[Extracted data entries]
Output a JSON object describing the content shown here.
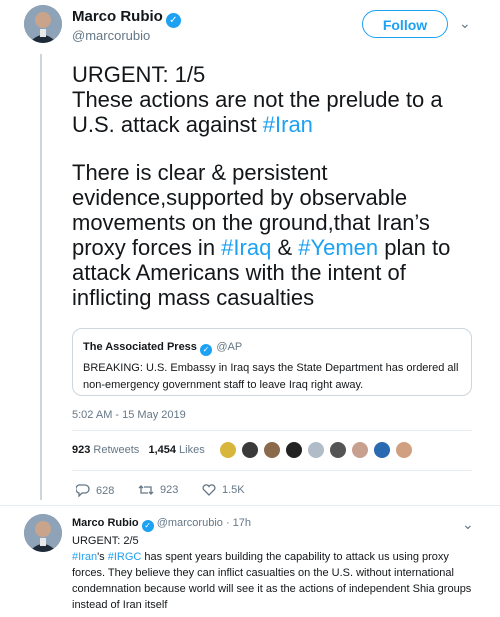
{
  "tweet": {
    "author_name": "Marco Rubio",
    "author_handle": "@marcorubio",
    "follow_label": "Follow",
    "chevron": "chevron-down-icon",
    "text_line1": "URGENT: 1/5",
    "text_line2": "These actions are not the prelude to a",
    "text_line3a": "U.S. attack against ",
    "text_line3_hashtag": "#Iran",
    "para2_line1": "There is clear & persistent",
    "para2_line2": "evidence,supported by observable",
    "para2_line3": "movements on the ground,that Iran’s",
    "para2_line4a": "proxy forces in ",
    "para2_line4_hashtag1": "#Iraq",
    "para2_line4_amp": " & ",
    "para2_line4_hashtag2": "#Yemen",
    "para2_line4b": " plan to",
    "para2_line5": "attack Americans with the intent of",
    "para2_line6": "inflicting mass casualties",
    "quote": {
      "name": "The Associated Press",
      "handle": "@AP",
      "text": "BREAKING: U.S. Embassy in Iraq says the State Department has ordered all non-emergency government staff to leave Iraq right away."
    },
    "timestamp": "5:02 AM - 15 May 2019",
    "retweets_count": "923",
    "retweets_label": "Retweets",
    "likes_count": "1,454",
    "likes_label": "Likes",
    "reply_count": "628",
    "retweet_action_count": "923",
    "like_action_count": "1.5K"
  },
  "reply": {
    "author_name": "Marco Rubio",
    "author_handle": "@marcorubio",
    "time": "· 17h",
    "line1": "URGENT: 2/5",
    "hashtag1": "#Iran",
    "mid1": "'s ",
    "hashtag2": "#IRGC",
    "rest": " has spent years building the capability to attack us using proxy forces. They believe they can inflict casualties on the U.S. without international condemnation because world will see it as the actions of independent Shia groups instead of Iran itself"
  },
  "colors": {
    "accent": "#1da1f2",
    "muted": "#657786",
    "border": "#ccd6dd"
  }
}
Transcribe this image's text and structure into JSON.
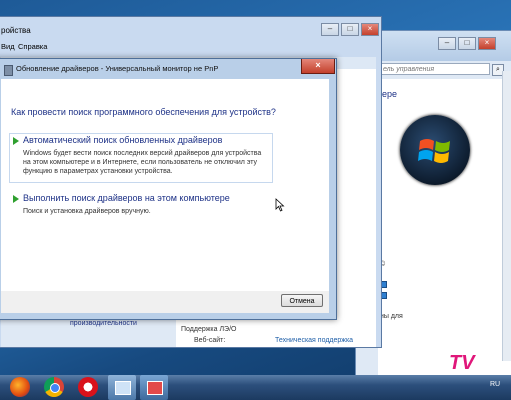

» WHAT YOU HAVE TO DO: Extract the full listing exactly, with the pictures left out.

» RESULT:
Output a JSON object describing the content shown here.
{
  "tweet": {
    "author_name": "Marco Rubio",
    "author_handle": "@marcorubio",
    "follow_label": "Follow",
    "chevron": "chevron-down-icon",
    "text_line1": "URGENT: 1/5",
    "text_line2": "These actions are not the prelude to a",
    "text_line3a": "U.S. attack against ",
    "text_line3_hashtag": "#Iran",
    "para2_line1": "There is clear & persistent",
    "para2_line2": "evidence,supported by observable",
    "para2_line3": "movements on the ground,that Iran’s",
    "para2_line4a": "proxy forces in ",
    "para2_line4_hashtag1": "#Iraq",
    "para2_line4_amp": " & ",
    "para2_line4_hashtag2": "#Yemen",
    "para2_line4b": " plan to",
    "para2_line5": "attack Americans with the intent of",
    "para2_line6": "inflicting mass casualties",
    "quote": {
      "name": "The Associated Press",
      "handle": "@AP",
      "text": "BREAKING: U.S. Embassy in Iraq says the State Department has ordered all non-emergency government staff to leave Iraq right away."
    },
    "timestamp": "5:02 AM - 15 May 2019",
    "retweets_count": "923",
    "retweets_label": "Retweets",
    "likes_count": "1,454",
    "likes_label": "Likes",
    "reply_count": "628",
    "retweet_action_count": "923",
    "like_action_count": "1.5K"
  },
  "reply": {
    "author_name": "Marco Rubio",
    "author_handle": "@marcorubio",
    "time": "· 17h",
    "line1": "URGENT: 2/5",
    "hashtag1": "#Iran",
    "mid1": "'s ",
    "hashtag2": "#IRGC",
    "rest": " has spent years building the capability to attack us using proxy forces. They believe they can inflict casualties on the U.S. without international condemnation because world will see it as the actions of independent Shia groups instead of Iran itself"
  },
  "colors": {
    "accent": "#1da1f2",
    "muted": "#657786",
    "border": "#ccd6dd"
  }
}
Transcribe this image's text and structure into JSON.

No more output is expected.